TASK DIRECTIONS: Filter these entries, keeping only lines that hold the word "NVIDIA".

MATERIAL TO PROCESS:
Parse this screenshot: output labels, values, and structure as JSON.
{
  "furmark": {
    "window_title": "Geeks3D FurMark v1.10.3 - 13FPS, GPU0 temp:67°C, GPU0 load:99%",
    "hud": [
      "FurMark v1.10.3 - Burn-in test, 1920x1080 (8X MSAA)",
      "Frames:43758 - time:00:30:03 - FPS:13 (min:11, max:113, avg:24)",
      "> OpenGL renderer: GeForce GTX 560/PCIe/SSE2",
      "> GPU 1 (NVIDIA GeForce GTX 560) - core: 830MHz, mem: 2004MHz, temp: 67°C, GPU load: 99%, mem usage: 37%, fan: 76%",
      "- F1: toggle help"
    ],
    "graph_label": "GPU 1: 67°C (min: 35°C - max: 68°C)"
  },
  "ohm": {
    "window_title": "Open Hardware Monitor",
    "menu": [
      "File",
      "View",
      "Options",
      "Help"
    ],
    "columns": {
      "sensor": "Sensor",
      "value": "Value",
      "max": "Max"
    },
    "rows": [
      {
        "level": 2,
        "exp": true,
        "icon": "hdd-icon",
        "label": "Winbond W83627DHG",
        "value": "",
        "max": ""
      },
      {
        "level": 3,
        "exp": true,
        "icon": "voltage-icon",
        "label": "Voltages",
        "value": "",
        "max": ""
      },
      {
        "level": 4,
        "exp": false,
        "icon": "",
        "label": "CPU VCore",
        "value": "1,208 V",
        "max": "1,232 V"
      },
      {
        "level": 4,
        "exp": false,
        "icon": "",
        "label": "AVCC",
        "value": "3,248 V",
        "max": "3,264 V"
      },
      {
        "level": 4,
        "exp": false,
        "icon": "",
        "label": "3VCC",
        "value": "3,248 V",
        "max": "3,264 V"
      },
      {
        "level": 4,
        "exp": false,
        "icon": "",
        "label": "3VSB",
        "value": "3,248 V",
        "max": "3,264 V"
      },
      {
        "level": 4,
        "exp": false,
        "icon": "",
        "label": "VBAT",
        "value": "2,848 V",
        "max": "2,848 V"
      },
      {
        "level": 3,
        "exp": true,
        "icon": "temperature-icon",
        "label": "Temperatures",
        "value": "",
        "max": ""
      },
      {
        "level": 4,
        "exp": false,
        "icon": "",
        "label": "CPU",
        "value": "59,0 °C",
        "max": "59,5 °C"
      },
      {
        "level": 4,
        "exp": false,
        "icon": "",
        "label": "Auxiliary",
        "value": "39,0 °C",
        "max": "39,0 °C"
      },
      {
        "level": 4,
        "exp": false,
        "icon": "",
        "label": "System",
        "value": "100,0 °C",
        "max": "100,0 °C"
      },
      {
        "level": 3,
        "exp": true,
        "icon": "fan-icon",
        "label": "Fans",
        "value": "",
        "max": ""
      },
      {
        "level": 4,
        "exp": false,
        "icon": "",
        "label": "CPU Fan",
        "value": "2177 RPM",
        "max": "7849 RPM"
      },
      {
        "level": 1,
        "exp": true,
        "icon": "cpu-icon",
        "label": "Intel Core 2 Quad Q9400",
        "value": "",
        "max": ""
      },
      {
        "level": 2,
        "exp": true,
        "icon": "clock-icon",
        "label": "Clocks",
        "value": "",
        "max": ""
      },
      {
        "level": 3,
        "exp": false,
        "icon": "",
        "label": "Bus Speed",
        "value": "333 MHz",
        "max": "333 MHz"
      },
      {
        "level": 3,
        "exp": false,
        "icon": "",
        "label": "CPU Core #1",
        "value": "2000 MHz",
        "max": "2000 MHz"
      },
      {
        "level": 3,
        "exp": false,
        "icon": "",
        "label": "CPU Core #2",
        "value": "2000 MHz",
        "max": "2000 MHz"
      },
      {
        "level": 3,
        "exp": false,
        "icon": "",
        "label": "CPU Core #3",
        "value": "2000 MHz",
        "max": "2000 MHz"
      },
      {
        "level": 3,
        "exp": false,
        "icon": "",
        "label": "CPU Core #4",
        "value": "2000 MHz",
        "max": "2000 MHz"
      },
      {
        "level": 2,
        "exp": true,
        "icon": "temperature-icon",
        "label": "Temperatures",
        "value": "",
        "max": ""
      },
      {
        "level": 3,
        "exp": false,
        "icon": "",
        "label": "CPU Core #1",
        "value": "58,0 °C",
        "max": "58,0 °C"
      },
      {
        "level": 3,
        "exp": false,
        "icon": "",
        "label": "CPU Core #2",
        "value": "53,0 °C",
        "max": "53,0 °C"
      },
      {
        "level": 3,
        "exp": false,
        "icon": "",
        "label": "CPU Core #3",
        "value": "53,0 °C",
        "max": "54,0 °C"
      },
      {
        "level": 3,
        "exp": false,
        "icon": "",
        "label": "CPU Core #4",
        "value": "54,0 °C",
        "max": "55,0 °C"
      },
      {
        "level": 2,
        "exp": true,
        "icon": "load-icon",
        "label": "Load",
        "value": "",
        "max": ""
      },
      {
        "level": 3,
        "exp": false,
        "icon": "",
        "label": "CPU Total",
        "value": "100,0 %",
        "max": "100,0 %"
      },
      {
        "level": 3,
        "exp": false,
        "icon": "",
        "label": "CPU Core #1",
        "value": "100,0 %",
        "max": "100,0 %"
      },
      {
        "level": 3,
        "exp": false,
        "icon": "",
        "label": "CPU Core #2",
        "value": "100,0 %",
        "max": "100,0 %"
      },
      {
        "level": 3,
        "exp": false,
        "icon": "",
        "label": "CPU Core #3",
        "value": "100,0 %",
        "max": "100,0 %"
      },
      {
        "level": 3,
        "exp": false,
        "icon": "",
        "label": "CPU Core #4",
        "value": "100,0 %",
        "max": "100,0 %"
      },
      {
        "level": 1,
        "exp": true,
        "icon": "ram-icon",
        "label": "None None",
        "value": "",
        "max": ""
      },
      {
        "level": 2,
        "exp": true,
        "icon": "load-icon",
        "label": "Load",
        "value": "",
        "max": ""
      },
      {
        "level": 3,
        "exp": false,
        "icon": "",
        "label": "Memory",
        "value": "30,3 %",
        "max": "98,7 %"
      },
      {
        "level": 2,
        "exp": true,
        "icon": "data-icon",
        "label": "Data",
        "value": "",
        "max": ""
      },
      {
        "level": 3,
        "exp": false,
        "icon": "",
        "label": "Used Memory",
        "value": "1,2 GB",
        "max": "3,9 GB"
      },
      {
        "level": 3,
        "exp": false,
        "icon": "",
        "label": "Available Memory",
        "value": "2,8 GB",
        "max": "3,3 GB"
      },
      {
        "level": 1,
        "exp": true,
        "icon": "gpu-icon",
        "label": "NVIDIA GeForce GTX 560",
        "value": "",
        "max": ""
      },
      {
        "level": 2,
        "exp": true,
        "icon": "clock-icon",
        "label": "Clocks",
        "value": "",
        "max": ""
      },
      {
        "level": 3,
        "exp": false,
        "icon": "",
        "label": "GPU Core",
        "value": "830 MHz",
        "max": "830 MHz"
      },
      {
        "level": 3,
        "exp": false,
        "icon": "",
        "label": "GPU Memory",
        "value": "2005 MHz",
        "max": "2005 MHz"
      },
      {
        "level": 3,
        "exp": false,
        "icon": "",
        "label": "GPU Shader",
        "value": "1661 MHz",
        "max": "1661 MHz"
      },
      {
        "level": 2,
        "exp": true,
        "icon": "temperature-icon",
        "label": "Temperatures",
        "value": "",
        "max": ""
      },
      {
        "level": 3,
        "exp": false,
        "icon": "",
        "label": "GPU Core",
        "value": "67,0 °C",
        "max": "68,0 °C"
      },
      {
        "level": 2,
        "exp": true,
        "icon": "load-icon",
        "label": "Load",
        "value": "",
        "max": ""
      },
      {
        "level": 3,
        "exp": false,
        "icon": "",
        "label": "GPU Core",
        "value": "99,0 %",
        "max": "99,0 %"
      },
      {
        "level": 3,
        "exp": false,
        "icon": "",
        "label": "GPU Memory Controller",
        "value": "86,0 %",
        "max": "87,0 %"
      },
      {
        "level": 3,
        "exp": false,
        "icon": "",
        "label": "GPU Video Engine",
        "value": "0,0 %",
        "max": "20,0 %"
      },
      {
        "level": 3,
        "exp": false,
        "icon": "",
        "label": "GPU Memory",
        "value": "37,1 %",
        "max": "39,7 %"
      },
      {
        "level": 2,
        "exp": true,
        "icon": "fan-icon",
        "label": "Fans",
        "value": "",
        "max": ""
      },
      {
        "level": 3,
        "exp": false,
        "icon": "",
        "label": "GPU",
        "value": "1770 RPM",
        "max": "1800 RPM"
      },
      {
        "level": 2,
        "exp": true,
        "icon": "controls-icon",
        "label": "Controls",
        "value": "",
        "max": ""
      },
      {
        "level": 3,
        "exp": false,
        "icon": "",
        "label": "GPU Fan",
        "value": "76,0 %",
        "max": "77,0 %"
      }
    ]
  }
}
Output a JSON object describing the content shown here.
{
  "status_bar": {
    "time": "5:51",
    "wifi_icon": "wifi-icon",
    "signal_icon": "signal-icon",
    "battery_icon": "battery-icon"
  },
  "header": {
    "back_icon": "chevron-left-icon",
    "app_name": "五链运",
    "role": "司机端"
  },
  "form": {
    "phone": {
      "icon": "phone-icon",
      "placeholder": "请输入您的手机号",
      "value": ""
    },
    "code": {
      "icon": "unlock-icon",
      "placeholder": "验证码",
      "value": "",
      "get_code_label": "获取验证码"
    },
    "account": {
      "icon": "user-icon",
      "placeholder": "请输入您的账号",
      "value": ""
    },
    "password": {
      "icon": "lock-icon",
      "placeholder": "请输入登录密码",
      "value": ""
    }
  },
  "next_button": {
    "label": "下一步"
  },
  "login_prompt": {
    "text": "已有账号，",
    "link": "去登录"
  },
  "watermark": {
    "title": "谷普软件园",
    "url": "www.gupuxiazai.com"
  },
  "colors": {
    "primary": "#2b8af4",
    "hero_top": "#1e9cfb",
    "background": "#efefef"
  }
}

CORRECT OUTPUT:
      "> GPU 1 (NVIDIA GeForce GTX 560) - core: 830MHz, mem: 2004MHz, temp: 67°C, GPU load: 99%, mem usage: 37%, fan: 76%",
        "label": "NVIDIA GeForce GTX 560",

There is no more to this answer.